◆ **PASSAGE**
****

The U.K. government has warned that Russian-aligned hacktivist groups are continuing to target critical infrastructure and local government organizations using denial-of-service (DDoS) attacks.
According to the National Cyber Security Centre (NCSC), these attacks aim to take websites offline and disrupt essential online services. While DDoS attacks are usually simple, they can still cause serious damage by forcing organizations to spend time and money on recovery.
The NCSC highlighted a well-known group called NoName057(16), a pro-Russian hacktivist group active since 2022. The group runs a platform called DDoSia, where volunteers lend their computers to launch large-scale attacks in exchange for rewards or online recognition. Even though the attacks are not technically advanced, they can overwhelm systems and stop public services from working.
In July 2025, an international operation named Operation Eastwood disrupted the group by arresting two members, issuing eight arrest warrants, and shutting down around 100 servers. However, the main leaders are believed to be in Russia, beyond the reach of law enforcement. As a result, the group has resumed attacks, and the NCSC says the threat is now also affecting industrial and operational technology systems.
To reduce risk, the NCSC advises organisations to strengthen their defences using internet providers, DDoS protection services, and content delivery networks. They should design systems that can quickly scale during attacks, create and practice response plans, and regularly test their security.
Since 2022, Russian-aligned hacktivists have increasingly targeted NATO countries and European states that oppose Russia’s geopolitical actions, making this an ongoing and growing cyber threat.

****

(Stored items)
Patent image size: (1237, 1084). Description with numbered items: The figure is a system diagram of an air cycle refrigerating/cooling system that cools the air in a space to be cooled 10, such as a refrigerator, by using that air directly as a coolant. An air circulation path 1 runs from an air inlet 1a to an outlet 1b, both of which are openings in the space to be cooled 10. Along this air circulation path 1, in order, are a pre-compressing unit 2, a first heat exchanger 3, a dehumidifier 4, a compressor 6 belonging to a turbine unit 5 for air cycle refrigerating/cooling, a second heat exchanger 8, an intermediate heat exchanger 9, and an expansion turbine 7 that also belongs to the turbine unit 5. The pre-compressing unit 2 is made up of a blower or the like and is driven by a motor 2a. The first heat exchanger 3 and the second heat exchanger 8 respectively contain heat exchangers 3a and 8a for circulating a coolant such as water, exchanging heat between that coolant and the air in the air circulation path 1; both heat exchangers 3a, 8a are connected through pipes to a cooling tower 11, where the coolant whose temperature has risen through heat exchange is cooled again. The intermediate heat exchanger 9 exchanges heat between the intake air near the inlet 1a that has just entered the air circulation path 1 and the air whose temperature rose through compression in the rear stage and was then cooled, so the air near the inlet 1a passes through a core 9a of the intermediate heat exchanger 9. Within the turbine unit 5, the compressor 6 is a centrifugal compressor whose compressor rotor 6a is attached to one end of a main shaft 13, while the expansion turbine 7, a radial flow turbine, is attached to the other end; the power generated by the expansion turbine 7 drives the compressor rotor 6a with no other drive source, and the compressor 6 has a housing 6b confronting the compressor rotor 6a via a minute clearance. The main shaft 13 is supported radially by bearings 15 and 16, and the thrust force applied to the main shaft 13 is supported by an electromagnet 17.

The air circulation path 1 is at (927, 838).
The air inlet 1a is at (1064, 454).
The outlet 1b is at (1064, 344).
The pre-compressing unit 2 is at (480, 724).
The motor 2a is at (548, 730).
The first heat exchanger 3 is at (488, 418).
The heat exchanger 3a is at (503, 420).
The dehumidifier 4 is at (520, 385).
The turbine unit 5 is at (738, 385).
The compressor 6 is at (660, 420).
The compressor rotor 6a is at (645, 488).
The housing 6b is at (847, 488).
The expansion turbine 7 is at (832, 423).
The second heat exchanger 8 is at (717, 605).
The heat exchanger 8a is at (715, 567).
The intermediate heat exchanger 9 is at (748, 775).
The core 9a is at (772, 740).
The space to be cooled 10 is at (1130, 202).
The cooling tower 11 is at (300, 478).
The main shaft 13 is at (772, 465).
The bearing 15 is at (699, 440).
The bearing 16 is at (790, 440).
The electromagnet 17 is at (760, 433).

****

◆ **TASK OBJECTIVE**
Please return the part of the passage on hacktivist DDoS attacks word for word, beginning at the words "In July 2025, an" and stopping after "operational technology systems.". The data above is separate from the passage on hacktivist DDoS attacks.

◆ **PROBLEM SOLUTION**
In July 2025, an international operation named Operation Eastwood disrupted the group by arresting two members, issuing eight arrest warrants, and shutting down around 100 servers. However, the main leaders are believed to be in Russia, beyond the reach of law enforcement. As a result, the group has resumed attacks, and the NCSC says the threat is now also affecting industrial and operational technology systems.